| INSTRUCTIONS TO FOLLOW |
What follows is a listing; restate every line of it word for word.

| SUPPLIED MATERIAL |
--------------------

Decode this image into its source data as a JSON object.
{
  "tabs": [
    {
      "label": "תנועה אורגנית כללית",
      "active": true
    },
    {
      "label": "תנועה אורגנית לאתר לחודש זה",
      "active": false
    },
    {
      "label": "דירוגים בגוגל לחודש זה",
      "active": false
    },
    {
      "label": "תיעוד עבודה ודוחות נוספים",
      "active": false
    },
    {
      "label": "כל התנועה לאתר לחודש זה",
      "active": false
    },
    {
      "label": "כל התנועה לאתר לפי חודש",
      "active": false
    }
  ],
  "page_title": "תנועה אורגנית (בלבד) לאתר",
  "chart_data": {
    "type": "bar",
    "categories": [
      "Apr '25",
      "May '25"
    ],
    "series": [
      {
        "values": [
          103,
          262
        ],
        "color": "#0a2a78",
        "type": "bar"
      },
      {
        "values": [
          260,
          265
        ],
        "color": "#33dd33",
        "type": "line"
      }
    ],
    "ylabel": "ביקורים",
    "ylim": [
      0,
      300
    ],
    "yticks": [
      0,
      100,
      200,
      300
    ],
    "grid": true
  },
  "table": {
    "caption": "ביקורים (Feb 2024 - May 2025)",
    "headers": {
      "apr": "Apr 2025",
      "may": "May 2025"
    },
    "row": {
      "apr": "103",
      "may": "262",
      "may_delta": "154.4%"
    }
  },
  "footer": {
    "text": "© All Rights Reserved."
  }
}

--------------------

| EXPECTED ANSWER |
Decode this image into its source data as a JSON object.
{
  "tabs": [
    {
      "label": "תנועה אורגנית כללית",
      "active": true
    },
    {
      "label": "תנועה אורגנית לאתר לחודש זה",
      "active": false
    },
    {
      "label": "דירוגים בגוגל לחודש זה",
      "active": false
    },
    {
      "label": "תיעוד עבודה ודוחות נוספים",
      "active": false
    },
    {
      "label": "כל התנועה לאתר לחודש זה",
      "active": false
    },
    {
      "label": "כל התנועה לאתר לפי חודש",
      "active": false
    }
  ],
  "page_title": "תנועה אורגנית (בלבד) לאתר",
  "chart_data": {
    "type": "bar",
    "categories": [
      "Apr '25",
      "May '25"
    ],
    "series": [
      {
        "values": [
          103,
          262
        ],
        "color": "#0a2a78",
        "type": "bar"
      },
      {
        "values": [
          260,
          265
        ],
        "color": "#33dd33",
        "type": "line"
      }
    ],
    "ylabel": "ביקורים",
    "ylim": [
      0,
      300
    ],
    "yticks": [
      0,
      100,
      200,
      300
    ],
    "grid": true
  },
  "table": {
    "caption": "ביקורים (Feb 2024 - May 2025)",
    "headers": {
      "apr": "Apr 2025",
      "may": "May 2025"
    },
    "row": {
      "apr": "103",
      "may": "262",
      "may_delta": "154.4%"
    }
  },
  "footer": {
    "text": "© All Rights Reserved."
  }
}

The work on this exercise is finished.